| REQUIREMENT |
Type out the records that follow, exactly as given.

— START INFORMATION PROVIDED —

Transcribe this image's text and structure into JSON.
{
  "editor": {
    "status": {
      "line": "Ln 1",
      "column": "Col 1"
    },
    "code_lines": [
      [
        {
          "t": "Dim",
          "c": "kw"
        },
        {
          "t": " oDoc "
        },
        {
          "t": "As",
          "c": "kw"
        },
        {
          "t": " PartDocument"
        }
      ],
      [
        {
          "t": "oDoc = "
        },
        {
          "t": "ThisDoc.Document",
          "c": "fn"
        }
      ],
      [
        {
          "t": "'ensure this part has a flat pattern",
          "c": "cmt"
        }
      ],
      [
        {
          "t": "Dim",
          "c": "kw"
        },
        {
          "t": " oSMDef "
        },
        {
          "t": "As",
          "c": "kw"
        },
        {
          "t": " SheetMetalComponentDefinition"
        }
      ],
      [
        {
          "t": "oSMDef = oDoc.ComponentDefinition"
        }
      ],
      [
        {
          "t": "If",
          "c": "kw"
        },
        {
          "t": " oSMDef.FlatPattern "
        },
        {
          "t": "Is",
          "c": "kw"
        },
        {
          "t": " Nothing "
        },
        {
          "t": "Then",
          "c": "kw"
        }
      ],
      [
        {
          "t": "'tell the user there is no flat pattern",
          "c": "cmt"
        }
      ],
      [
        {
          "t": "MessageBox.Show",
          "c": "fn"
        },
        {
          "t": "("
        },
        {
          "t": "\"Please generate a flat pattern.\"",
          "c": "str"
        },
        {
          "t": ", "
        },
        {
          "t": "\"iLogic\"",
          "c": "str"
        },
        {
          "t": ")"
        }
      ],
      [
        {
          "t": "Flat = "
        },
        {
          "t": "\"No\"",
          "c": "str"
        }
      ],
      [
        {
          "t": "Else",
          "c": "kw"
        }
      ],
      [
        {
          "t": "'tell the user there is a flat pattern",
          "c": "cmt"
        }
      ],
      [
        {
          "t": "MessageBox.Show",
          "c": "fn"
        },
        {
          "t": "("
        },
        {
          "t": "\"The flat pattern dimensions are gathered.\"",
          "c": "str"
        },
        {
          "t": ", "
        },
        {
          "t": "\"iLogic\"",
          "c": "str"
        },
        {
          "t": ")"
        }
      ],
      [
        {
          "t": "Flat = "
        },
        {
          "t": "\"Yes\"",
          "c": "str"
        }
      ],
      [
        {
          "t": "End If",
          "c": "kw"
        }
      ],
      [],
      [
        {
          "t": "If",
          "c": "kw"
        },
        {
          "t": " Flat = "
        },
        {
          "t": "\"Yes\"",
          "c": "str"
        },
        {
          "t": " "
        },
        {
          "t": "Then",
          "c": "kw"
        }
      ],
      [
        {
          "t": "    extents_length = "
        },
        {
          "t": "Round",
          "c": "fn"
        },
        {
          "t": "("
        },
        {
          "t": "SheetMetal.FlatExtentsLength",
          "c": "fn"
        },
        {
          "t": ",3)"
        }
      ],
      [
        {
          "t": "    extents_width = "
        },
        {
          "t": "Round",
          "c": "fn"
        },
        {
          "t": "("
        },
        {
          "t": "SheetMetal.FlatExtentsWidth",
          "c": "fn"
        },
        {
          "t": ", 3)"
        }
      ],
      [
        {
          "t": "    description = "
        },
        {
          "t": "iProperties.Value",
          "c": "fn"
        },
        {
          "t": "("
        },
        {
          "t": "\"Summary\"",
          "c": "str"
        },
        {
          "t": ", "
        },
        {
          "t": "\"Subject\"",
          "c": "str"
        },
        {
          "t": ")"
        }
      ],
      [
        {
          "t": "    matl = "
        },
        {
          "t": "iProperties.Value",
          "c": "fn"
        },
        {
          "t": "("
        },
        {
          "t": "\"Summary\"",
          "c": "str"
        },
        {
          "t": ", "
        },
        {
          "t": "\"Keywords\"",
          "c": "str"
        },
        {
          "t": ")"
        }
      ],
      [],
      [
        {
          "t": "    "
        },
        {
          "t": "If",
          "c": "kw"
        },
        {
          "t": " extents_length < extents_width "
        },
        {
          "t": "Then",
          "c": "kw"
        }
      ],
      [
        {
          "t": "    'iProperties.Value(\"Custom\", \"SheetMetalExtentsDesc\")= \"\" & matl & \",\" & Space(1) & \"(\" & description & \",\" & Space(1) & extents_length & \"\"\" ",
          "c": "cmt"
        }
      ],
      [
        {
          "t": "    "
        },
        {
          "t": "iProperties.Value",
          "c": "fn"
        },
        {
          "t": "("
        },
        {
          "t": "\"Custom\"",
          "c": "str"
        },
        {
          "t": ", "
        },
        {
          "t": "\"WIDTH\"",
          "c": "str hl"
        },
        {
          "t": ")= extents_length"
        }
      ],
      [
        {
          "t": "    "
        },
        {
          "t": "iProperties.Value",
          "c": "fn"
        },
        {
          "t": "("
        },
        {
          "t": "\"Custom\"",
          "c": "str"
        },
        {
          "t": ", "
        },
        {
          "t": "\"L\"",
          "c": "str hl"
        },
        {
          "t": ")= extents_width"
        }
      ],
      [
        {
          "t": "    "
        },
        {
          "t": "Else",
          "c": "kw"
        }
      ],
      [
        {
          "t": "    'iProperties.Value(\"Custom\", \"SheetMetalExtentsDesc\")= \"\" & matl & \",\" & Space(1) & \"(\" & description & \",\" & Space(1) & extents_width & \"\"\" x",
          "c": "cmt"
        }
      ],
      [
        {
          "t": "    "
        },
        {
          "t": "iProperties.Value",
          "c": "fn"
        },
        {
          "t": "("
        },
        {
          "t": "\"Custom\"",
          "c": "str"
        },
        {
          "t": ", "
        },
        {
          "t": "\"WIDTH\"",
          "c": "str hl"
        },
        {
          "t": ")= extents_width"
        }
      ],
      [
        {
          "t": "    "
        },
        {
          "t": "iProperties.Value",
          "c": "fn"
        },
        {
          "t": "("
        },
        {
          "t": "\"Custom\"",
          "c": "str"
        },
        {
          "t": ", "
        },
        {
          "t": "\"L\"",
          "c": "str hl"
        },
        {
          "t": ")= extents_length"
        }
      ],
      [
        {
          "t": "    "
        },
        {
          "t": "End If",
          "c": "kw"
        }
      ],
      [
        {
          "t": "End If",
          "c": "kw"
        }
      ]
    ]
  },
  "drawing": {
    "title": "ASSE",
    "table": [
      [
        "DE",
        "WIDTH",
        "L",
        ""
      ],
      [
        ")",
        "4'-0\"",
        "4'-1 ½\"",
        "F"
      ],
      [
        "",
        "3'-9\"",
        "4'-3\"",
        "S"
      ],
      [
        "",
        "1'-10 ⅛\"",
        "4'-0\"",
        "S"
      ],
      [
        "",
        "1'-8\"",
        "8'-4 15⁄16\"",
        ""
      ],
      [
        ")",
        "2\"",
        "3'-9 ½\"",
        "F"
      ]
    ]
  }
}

— END INFORMATION PROVIDED —

| TASK RESULT |
Transcribe this image's text and structure into JSON.
{
  "editor": {
    "status": {
      "line": "Ln 1",
      "column": "Col 1"
    },
    "code_lines": [
      [
        {
          "t": "Dim",
          "c": "kw"
        },
        {
          "t": " oDoc "
        },
        {
          "t": "As",
          "c": "kw"
        },
        {
          "t": " PartDocument"
        }
      ],
      [
        {
          "t": "oDoc = "
        },
        {
          "t": "ThisDoc.Document",
          "c": "fn"
        }
      ],
      [
        {
          "t": "'ensure this part has a flat pattern",
          "c": "cmt"
        }
      ],
      [
        {
          "t": "Dim",
          "c": "kw"
        },
        {
          "t": " oSMDef "
        },
        {
          "t": "As",
          "c": "kw"
        },
        {
          "t": " SheetMetalComponentDefinition"
        }
      ],
      [
        {
          "t": "oSMDef = oDoc.ComponentDefinition"
        }
      ],
      [
        {
          "t": "If",
          "c": "kw"
        },
        {
          "t": " oSMDef.FlatPattern "
        },
        {
          "t": "Is",
          "c": "kw"
        },
        {
          "t": " Nothing "
        },
        {
          "t": "Then",
          "c": "kw"
        }
      ],
      [
        {
          "t": "'tell the user there is no flat pattern",
          "c": "cmt"
        }
      ],
      [
        {
          "t": "MessageBox.Show",
          "c": "fn"
        },
        {
          "t": "("
        },
        {
          "t": "\"Please generate a flat pattern.\"",
          "c": "str"
        },
        {
          "t": ", "
        },
        {
          "t": "\"iLogic\"",
          "c": "str"
        },
        {
          "t": ")"
        }
      ],
      [
        {
          "t": "Flat = "
        },
        {
          "t": "\"No\"",
          "c": "str"
        }
      ],
      [
        {
          "t": "Else",
          "c": "kw"
        }
      ],
      [
        {
          "t": "'tell the user there is a flat pattern",
          "c": "cmt"
        }
      ],
      [
        {
          "t": "MessageBox.Show",
          "c": "fn"
        },
        {
          "t": "("
        },
        {
          "t": "\"The flat pattern dimensions are gathered.\"",
          "c": "str"
        },
        {
          "t": ", "
        },
        {
          "t": "\"iLogic\"",
          "c": "str"
        },
        {
          "t": ")"
        }
      ],
      [
        {
          "t": "Flat = "
        },
        {
          "t": "\"Yes\"",
          "c": "str"
        }
      ],
      [
        {
          "t": "End If",
          "c": "kw"
        }
      ],
      [],
      [
        {
          "t": "If",
          "c": "kw"
        },
        {
          "t": " Flat = "
        },
        {
          "t": "\"Yes\"",
          "c": "str"
        },
        {
          "t": " "
        },
        {
          "t": "Then",
          "c": "kw"
        }
      ],
      [
        {
          "t": "    extents_length = "
        },
        {
          "t": "Round",
          "c": "fn"
        },
        {
          "t": "("
        },
        {
          "t": "SheetMetal.FlatExtentsLength",
          "c": "fn"
        },
        {
          "t": ",3)"
        }
      ],
      [
        {
          "t": "    extents_width = "
        },
        {
          "t": "Round",
          "c": "fn"
        },
        {
          "t": "("
        },
        {
          "t": "SheetMetal.FlatExtentsWidth",
          "c": "fn"
        },
        {
          "t": ", 3)"
        }
      ],
      [
        {
          "t": "    description = "
        },
        {
          "t": "iProperties.Value",
          "c": "fn"
        },
        {
          "t": "("
        },
        {
          "t": "\"Summary\"",
          "c": "str"
        },
        {
          "t": ", "
        },
        {
          "t": "\"Subject\"",
          "c": "str"
        },
        {
          "t": ")"
        }
      ],
      [
        {
          "t": "    matl = "
        },
        {
          "t": "iProperties.Value",
          "c": "fn"
        },
        {
          "t": "("
        },
        {
          "t": "\"Summary\"",
          "c": "str"
        },
        {
          "t": ", "
        },
        {
          "t": "\"Keywords\"",
          "c": "str"
        },
        {
          "t": ")"
        }
      ],
      [],
      [
        {
          "t": "    "
        },
        {
          "t": "If",
          "c": "kw"
        },
        {
          "t": " extents_length < extents_width "
        },
        {
          "t": "Then",
          "c": "kw"
        }
      ],
      [
        {
          "t": "    'iProperties.Value(\"Custom\", \"SheetMetalExtentsDesc\")= \"\" & matl & \",\" & Space(1) & \"(\" & description & \",\" & Space(1) & extents_length & \"\"\" ",
          "c": "cmt"
        }
      ],
      [
        {
          "t": "    "
        },
        {
          "t": "iProperties.Value",
          "c": "fn"
        },
        {
          "t": "("
        },
        {
          "t": "\"Custom\"",
          "c": "str"
        },
        {
          "t": ", "
        },
        {
          "t": "\"WIDTH\"",
          "c": "str hl"
        },
        {
          "t": ")= extents_length"
        }
      ],
      [
        {
          "t": "    "
        },
        {
          "t": "iProperties.Value",
          "c": "fn"
        },
        {
          "t": "("
        },
        {
          "t": "\"Custom\"",
          "c": "str"
        },
        {
          "t": ", "
        },
        {
          "t": "\"L\"",
          "c": "str hl"
        },
        {
          "t": ")= extents_width"
        }
      ],
      [
        {
          "t": "    "
        },
        {
          "t": "Else",
          "c": "kw"
        }
      ],
      [
        {
          "t": "    'iProperties.Value(\"Custom\", \"SheetMetalExtentsDesc\")= \"\" & matl & \",\" & Space(1) & \"(\" & description & \",\" & Space(1) & extents_width & \"\"\" x",
          "c": "cmt"
        }
      ],
      [
        {
          "t": "    "
        },
        {
          "t": "iProperties.Value",
          "c": "fn"
        },
        {
          "t": "("
        },
        {
          "t": "\"Custom\"",
          "c": "str"
        },
        {
          "t": ", "
        },
        {
          "t": "\"WIDTH\"",
          "c": "str hl"
        },
        {
          "t": ")= extents_width"
        }
      ],
      [
        {
          "t": "    "
        },
        {
          "t": "iProperties.Value",
          "c": "fn"
        },
        {
          "t": "("
        },
        {
          "t": "\"Custom\"",
          "c": "str"
        },
        {
          "t": ", "
        },
        {
          "t": "\"L\"",
          "c": "str hl"
        },
        {
          "t": ")= extents_length"
        }
      ],
      [
        {
          "t": "    "
        },
        {
          "t": "End If",
          "c": "kw"
        }
      ],
      [
        {
          "t": "End If",
          "c": "kw"
        }
      ]
    ]
  },
  "drawing": {
    "title": "ASSE",
    "table": [
      [
        "DE",
        "WIDTH",
        "L",
        ""
      ],
      [
        ")",
        "4'-0\"",
        "4'-1 ½\"",
        "F"
      ],
      [
        "",
        "3'-9\"",
        "4'-3\"",
        "S"
      ],
      [
        "",
        "1'-10 ⅛\"",
        "4'-0\"",
        "S"
      ],
      [
        "",
        "1'-8\"",
        "8'-4 15⁄16\"",
        ""
      ],
      [
        ")",
        "2\"",
        "3'-9 ½\"",
        "F"
      ]
    ]
  }
}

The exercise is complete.